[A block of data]
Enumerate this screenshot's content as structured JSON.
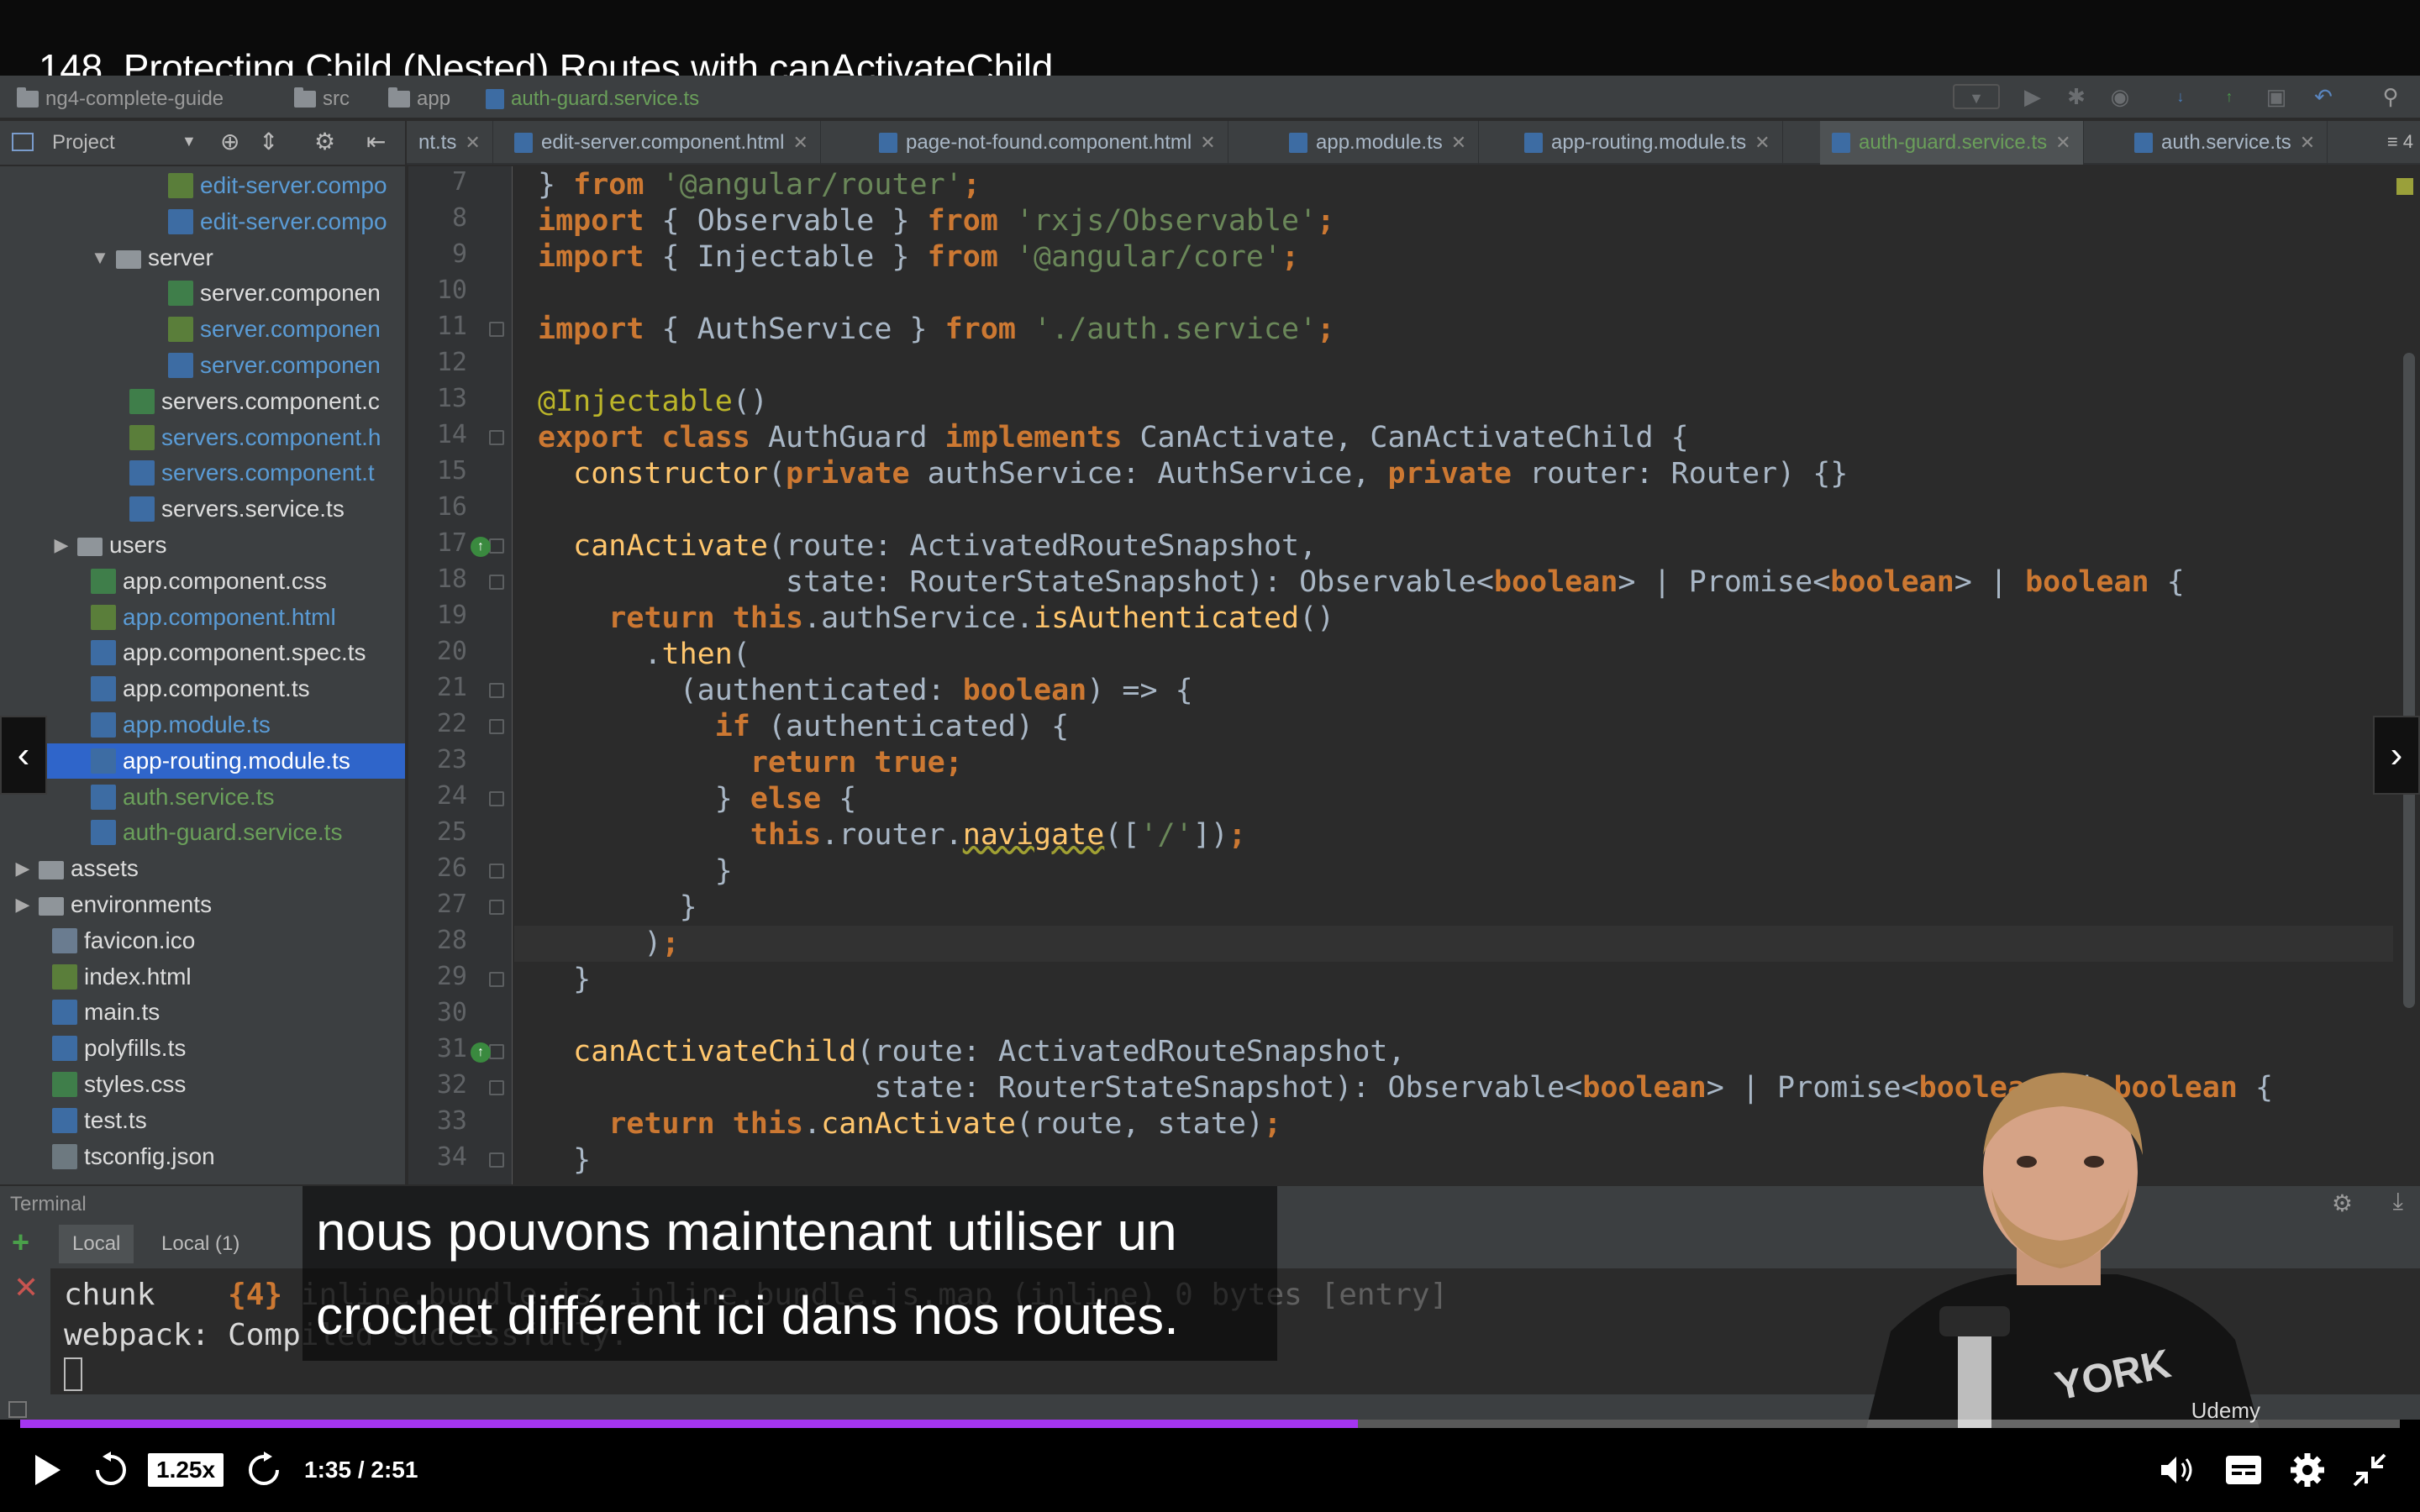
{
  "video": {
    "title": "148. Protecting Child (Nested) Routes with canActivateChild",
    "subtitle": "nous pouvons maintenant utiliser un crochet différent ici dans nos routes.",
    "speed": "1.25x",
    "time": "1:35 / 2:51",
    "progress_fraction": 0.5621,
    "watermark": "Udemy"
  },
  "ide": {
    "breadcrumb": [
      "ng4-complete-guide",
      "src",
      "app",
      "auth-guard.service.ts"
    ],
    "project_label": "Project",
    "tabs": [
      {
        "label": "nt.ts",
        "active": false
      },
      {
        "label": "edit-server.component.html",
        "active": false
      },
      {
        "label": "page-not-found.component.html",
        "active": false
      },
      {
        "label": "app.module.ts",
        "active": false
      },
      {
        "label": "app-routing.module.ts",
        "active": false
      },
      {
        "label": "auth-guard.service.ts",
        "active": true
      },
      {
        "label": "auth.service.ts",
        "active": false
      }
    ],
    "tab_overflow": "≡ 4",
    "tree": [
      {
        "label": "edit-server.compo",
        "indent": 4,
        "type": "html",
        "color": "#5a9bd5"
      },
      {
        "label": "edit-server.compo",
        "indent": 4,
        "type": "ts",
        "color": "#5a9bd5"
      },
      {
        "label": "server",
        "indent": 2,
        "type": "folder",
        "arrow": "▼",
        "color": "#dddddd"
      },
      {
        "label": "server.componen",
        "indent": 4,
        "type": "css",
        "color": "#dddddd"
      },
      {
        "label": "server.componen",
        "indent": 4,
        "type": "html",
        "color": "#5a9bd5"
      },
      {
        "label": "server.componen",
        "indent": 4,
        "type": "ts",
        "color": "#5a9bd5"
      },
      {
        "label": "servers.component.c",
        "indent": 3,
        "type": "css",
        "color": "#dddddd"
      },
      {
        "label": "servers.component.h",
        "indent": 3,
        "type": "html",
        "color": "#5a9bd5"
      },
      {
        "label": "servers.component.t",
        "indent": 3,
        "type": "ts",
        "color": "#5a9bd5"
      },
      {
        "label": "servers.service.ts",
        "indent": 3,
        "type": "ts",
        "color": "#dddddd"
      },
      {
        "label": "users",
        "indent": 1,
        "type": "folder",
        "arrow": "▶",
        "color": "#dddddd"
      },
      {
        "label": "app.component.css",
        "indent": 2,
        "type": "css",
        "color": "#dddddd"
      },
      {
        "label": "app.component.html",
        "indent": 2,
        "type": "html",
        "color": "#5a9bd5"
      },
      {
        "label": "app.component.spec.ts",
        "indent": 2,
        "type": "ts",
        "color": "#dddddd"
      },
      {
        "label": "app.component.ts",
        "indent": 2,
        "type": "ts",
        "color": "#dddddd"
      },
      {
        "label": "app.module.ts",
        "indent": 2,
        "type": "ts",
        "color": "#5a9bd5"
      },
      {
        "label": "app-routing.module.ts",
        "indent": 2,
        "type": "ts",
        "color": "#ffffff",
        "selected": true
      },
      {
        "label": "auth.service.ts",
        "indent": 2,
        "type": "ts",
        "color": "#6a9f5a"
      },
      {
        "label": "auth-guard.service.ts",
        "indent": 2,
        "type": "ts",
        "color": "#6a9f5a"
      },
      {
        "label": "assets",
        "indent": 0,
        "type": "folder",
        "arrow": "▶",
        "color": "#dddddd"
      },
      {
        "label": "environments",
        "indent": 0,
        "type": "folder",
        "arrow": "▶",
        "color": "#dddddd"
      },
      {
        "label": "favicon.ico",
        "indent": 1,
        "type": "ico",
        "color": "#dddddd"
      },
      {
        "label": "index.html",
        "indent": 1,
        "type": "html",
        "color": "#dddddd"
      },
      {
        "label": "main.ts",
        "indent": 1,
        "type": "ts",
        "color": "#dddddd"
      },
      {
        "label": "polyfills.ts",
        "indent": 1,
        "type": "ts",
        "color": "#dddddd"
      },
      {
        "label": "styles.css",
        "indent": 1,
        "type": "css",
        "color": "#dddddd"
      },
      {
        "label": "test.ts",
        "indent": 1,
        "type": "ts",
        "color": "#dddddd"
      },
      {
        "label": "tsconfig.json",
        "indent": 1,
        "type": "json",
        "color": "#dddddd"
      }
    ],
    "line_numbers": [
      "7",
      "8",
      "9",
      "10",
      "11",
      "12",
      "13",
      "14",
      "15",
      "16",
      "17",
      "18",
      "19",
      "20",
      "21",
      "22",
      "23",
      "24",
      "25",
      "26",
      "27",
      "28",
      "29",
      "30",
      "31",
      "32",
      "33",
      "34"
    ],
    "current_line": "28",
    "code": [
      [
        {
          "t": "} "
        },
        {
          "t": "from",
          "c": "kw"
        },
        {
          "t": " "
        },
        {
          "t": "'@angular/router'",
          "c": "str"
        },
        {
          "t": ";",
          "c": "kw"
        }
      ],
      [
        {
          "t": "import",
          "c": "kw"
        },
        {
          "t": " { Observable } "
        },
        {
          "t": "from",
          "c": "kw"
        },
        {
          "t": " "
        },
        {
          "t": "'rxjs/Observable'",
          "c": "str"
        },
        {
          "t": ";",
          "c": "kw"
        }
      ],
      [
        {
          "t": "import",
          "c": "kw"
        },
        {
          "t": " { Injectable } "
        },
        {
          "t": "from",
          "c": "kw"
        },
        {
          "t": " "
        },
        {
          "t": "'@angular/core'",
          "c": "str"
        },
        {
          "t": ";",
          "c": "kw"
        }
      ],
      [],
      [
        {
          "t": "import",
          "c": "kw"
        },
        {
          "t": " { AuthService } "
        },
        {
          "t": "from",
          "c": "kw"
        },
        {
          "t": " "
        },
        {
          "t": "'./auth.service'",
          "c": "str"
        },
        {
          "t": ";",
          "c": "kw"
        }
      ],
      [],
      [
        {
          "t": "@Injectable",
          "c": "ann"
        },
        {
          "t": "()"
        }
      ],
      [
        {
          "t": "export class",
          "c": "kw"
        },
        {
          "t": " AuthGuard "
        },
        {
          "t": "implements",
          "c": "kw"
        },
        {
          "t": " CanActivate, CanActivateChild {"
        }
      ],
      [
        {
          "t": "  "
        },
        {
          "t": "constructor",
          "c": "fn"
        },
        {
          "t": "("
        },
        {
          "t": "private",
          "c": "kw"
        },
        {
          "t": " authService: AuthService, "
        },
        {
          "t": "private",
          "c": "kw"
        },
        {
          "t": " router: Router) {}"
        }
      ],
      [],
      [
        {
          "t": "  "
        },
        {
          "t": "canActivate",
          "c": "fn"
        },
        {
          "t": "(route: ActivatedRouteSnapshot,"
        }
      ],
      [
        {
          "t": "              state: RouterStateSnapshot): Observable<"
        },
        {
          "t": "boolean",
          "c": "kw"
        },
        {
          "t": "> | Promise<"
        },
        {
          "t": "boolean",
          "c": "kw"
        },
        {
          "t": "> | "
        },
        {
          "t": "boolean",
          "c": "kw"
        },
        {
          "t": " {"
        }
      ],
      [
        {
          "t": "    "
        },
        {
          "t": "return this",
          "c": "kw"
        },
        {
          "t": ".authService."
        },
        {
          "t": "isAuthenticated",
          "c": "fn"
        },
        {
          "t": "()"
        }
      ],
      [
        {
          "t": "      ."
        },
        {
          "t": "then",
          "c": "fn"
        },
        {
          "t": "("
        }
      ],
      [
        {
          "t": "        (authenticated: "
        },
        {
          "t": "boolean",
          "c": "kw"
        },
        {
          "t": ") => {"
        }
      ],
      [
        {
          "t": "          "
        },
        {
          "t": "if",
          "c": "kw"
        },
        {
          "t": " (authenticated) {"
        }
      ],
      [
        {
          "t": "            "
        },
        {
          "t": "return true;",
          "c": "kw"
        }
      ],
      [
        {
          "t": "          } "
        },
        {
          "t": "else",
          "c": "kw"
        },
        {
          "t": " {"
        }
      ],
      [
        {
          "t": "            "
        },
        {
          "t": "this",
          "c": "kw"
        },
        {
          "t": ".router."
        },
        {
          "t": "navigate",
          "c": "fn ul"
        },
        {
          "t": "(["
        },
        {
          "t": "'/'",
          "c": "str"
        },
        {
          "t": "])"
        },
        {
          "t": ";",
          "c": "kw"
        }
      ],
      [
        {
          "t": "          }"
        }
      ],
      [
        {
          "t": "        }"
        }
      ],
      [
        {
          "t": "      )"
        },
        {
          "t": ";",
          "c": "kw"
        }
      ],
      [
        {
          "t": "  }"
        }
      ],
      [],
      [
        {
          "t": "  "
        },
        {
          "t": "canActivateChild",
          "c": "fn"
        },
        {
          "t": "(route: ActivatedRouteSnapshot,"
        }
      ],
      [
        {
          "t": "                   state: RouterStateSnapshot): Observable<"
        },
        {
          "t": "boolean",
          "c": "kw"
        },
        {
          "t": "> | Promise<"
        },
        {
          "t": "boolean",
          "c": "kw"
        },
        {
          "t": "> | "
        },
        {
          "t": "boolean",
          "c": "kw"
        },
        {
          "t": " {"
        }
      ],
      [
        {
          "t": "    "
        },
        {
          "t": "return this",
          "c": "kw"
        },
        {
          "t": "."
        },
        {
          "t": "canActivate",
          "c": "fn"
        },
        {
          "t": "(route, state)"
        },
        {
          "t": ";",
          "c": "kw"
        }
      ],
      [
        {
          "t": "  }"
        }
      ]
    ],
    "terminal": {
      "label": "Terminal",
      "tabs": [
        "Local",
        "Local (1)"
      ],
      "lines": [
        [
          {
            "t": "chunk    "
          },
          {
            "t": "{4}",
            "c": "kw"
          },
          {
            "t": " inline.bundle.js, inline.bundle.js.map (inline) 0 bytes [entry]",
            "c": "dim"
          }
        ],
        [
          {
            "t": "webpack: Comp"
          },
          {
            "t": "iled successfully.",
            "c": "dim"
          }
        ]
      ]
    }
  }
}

## Instructions to follow
Check every line of the material for the string "Observable" and give the number of lines that have it, without anything else.

## Written response
4